▸ **Do this**
Take every line from the material that has the word "JSON" in it.

>> begin Records for the exercise

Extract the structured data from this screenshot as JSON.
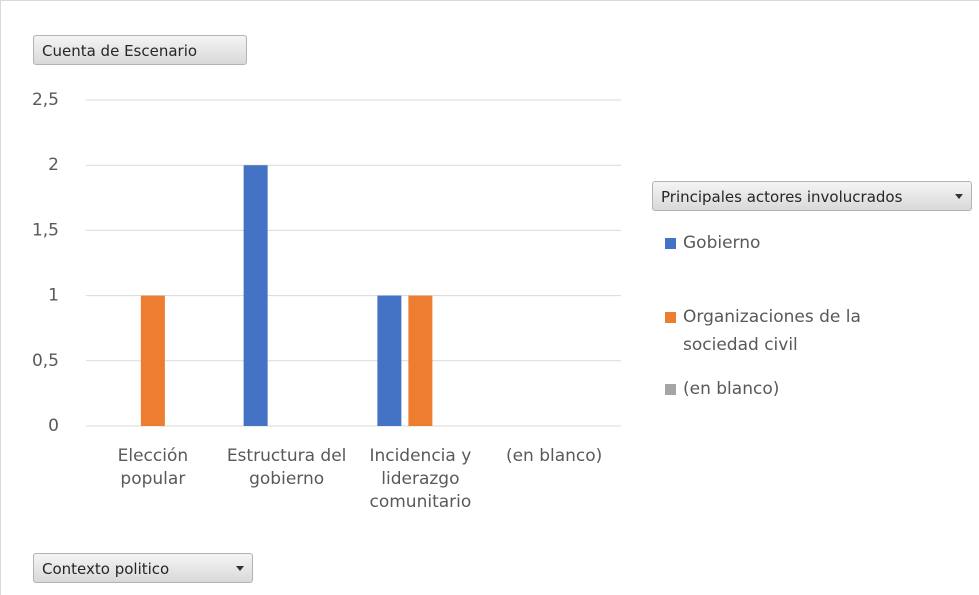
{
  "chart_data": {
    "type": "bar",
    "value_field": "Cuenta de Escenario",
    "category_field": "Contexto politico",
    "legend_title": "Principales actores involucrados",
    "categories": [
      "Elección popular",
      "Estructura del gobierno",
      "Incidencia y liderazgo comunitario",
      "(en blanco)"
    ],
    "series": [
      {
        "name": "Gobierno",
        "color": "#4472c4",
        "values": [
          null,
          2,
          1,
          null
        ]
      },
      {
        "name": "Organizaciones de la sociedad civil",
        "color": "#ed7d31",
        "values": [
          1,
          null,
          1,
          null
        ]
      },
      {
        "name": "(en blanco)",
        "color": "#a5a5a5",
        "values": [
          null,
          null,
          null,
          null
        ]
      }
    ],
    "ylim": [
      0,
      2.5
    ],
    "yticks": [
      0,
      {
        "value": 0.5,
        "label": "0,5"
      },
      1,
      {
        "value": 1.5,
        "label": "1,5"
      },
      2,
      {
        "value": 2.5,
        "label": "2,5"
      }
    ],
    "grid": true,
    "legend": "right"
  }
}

>> end Records for the exercise
>> begin Records for the exercise

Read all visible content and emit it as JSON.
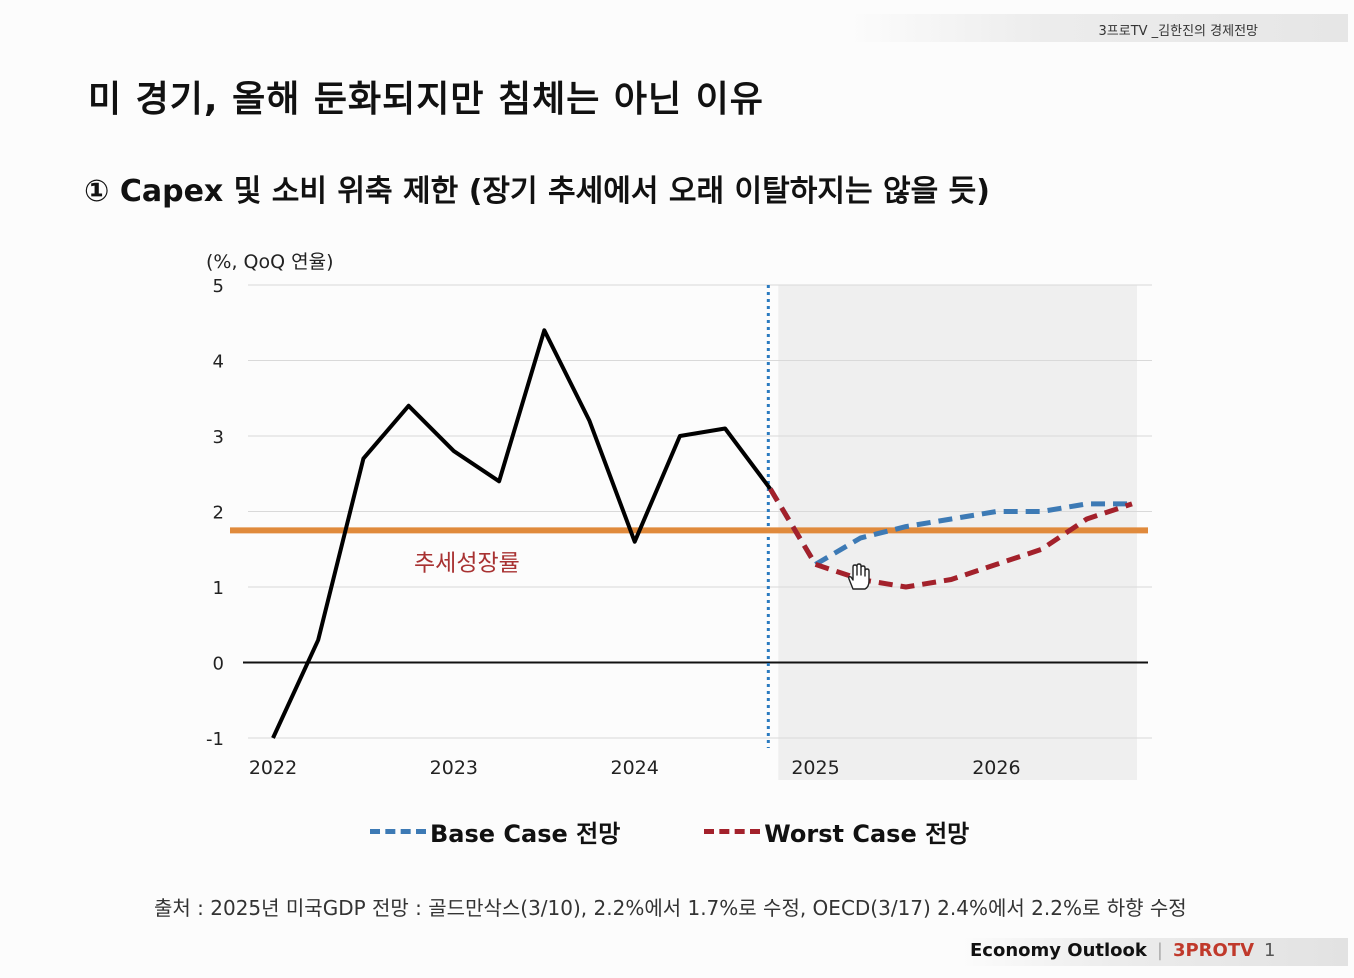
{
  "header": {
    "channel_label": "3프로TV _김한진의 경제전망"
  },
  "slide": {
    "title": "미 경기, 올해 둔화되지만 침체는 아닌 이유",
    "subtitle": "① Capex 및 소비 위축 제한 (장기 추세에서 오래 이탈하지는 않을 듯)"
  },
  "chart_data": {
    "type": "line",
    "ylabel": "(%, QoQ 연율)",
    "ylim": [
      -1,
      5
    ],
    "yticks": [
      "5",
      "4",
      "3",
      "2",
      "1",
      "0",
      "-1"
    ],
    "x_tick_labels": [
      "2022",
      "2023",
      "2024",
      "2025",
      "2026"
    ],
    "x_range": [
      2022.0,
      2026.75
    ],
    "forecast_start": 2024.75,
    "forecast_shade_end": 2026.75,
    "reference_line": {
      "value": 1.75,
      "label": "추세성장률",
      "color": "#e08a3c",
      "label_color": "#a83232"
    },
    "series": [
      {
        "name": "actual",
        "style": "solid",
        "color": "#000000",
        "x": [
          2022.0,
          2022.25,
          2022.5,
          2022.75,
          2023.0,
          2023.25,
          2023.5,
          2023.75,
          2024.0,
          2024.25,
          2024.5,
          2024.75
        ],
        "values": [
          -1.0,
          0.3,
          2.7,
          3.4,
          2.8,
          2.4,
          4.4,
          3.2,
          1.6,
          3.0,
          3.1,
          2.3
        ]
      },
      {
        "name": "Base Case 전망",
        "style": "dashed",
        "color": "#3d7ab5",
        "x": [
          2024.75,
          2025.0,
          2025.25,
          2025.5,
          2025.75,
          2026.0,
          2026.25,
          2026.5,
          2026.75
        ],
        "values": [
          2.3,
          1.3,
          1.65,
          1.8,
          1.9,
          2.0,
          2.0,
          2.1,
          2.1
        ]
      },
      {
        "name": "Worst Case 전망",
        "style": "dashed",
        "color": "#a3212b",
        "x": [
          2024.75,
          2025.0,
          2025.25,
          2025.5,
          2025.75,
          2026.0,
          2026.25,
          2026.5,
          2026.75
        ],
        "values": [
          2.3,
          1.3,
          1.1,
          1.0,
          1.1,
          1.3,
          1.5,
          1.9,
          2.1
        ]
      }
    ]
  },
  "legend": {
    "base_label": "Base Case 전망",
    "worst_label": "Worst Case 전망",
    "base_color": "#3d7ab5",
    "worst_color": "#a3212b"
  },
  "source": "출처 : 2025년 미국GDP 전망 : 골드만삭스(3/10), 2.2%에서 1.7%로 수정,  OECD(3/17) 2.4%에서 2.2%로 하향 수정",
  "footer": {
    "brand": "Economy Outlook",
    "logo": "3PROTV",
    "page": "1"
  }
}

>> end Records for the exercise

▸ **Reply**
Extract the structured data from this screenshot as JSON.
Read all visible content and emit it as JSON.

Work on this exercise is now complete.